TASK BRIEF →
Find each line containing the string "diameter". Copy it.

[BEGIN TASK DATA]

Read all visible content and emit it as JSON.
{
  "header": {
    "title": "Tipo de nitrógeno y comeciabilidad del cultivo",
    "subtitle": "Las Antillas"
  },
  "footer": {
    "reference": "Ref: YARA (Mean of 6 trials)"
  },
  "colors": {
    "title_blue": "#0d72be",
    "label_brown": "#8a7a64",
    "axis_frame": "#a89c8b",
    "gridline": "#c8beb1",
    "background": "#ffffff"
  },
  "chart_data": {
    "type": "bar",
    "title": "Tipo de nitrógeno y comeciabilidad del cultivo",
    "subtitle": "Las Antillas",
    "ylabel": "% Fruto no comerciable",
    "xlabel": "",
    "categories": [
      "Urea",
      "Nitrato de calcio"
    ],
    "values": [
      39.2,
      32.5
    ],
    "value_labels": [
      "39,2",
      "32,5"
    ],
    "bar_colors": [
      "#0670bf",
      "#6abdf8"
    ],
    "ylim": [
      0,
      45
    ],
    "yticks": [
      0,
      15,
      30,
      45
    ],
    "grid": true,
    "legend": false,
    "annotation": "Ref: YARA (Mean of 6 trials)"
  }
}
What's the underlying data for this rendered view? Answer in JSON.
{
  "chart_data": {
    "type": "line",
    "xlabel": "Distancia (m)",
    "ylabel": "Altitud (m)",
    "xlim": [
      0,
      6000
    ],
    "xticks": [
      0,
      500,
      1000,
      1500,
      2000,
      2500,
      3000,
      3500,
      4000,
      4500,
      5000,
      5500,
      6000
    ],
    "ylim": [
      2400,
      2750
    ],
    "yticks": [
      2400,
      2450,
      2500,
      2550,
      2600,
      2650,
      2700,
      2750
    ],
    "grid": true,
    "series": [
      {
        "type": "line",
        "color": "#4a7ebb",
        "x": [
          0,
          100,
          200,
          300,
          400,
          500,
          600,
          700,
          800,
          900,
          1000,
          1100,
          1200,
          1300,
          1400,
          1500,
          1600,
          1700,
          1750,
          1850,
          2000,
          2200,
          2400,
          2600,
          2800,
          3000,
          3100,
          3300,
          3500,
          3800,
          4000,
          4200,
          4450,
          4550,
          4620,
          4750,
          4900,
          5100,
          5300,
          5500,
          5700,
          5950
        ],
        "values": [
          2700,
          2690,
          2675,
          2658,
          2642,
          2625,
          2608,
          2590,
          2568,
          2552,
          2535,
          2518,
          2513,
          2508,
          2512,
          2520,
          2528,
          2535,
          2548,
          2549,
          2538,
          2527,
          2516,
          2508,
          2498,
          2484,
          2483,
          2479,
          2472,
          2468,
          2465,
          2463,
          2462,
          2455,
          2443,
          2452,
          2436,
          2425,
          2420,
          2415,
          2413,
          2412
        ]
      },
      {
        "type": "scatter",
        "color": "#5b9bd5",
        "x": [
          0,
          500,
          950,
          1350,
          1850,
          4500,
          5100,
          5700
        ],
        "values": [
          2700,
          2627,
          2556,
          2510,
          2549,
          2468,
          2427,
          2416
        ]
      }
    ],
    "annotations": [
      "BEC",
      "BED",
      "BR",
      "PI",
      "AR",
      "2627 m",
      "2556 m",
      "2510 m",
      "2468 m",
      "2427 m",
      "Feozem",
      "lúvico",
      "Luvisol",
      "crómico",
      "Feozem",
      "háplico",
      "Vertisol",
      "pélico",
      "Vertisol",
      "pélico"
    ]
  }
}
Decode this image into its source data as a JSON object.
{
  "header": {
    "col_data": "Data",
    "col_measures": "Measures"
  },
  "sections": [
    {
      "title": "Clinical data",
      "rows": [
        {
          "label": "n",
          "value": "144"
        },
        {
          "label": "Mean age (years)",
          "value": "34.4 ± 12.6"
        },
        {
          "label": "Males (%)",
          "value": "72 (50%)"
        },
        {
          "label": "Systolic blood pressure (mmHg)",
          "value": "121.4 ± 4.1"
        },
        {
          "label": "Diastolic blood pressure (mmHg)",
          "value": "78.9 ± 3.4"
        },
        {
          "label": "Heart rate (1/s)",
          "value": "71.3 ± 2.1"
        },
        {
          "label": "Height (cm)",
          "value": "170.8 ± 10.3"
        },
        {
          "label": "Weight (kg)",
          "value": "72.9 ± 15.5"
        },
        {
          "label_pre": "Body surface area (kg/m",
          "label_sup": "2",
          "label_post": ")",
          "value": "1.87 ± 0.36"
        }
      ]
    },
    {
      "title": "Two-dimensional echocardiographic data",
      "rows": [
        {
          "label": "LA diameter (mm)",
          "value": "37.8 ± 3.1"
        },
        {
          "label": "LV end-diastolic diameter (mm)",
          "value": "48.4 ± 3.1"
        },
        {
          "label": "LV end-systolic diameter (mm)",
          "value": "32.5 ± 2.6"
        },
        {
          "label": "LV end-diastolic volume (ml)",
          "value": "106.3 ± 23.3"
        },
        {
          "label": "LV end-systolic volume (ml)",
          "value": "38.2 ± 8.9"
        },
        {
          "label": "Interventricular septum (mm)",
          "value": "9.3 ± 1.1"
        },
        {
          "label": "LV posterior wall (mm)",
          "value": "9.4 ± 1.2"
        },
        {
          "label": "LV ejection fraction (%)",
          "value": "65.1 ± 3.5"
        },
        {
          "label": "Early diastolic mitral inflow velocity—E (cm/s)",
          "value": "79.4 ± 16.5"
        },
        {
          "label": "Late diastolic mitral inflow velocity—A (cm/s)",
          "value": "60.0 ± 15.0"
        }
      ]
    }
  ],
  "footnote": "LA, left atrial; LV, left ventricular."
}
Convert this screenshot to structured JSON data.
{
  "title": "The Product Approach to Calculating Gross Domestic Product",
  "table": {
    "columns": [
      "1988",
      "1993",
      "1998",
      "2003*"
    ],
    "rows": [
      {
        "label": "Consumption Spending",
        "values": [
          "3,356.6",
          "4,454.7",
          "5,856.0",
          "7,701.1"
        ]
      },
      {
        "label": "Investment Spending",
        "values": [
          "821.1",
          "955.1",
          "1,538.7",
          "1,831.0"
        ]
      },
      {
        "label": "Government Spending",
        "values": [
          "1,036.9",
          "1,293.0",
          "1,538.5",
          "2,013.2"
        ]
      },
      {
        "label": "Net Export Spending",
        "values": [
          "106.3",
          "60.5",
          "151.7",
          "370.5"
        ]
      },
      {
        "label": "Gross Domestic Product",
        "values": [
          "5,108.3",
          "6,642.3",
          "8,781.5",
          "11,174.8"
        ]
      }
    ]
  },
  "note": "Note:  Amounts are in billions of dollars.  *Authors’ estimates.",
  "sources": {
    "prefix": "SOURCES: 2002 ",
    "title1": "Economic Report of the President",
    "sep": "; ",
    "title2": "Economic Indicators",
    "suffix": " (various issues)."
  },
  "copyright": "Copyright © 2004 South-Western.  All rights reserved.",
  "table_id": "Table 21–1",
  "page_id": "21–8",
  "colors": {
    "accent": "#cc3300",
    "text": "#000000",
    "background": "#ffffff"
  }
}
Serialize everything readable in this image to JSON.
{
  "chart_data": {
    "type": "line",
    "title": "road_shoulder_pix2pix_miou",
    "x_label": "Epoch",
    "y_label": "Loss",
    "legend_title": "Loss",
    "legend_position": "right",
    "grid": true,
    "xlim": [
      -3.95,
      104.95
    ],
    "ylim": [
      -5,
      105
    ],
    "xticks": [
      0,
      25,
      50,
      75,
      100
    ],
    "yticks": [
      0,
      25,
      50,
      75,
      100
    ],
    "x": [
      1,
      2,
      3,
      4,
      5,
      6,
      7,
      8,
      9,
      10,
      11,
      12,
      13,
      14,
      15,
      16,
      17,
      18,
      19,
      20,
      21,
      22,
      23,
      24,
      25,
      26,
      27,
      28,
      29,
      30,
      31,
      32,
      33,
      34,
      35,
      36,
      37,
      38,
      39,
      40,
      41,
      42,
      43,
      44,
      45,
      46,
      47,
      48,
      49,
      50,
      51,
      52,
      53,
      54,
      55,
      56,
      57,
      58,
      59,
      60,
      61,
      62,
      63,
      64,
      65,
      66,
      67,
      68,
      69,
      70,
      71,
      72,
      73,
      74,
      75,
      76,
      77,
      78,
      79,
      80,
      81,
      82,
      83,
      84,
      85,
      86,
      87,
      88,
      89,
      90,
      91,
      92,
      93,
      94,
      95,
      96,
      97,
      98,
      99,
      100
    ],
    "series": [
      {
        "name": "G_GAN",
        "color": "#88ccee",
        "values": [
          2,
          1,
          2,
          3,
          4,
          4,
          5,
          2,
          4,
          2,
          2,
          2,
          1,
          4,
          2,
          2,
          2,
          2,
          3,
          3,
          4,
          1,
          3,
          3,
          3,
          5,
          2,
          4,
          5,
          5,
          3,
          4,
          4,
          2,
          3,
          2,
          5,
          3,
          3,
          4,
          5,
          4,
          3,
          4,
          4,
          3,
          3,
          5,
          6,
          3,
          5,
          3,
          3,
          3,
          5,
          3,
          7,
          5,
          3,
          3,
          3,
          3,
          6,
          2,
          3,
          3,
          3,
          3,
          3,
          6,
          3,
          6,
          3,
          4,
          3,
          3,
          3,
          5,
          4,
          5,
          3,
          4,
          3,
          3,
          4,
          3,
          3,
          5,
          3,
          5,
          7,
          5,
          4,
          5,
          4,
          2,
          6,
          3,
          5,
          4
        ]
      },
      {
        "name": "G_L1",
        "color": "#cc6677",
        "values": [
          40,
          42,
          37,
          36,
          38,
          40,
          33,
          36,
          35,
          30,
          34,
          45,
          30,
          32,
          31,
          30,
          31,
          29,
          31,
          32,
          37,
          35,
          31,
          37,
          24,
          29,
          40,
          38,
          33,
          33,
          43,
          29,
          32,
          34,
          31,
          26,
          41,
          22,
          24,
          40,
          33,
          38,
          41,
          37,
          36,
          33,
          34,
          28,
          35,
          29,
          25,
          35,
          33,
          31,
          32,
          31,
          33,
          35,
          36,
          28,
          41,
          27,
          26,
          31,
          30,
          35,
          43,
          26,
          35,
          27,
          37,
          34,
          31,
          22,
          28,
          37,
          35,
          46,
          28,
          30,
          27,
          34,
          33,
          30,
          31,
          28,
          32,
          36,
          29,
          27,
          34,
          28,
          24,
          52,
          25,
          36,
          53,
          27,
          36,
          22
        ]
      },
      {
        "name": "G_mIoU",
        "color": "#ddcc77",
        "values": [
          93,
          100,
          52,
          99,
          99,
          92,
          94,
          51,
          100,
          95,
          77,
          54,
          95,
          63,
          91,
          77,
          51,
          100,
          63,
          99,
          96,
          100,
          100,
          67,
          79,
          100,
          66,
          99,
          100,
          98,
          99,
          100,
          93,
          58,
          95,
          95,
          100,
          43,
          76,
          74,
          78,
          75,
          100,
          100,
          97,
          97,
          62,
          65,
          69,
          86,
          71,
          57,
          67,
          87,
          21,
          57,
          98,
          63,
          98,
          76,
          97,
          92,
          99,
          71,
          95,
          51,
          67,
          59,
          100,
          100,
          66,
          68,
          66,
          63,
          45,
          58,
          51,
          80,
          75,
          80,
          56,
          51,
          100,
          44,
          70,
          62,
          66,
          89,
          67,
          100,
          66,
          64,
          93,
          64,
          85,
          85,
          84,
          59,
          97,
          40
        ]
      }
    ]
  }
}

[END TASK DATA]

COMPLETE RESPONSE →
          "label": "LA diameter (mm)",
          "label": "LV end-diastolic diameter (mm)",
          "label": "LV end-systolic diameter (mm)",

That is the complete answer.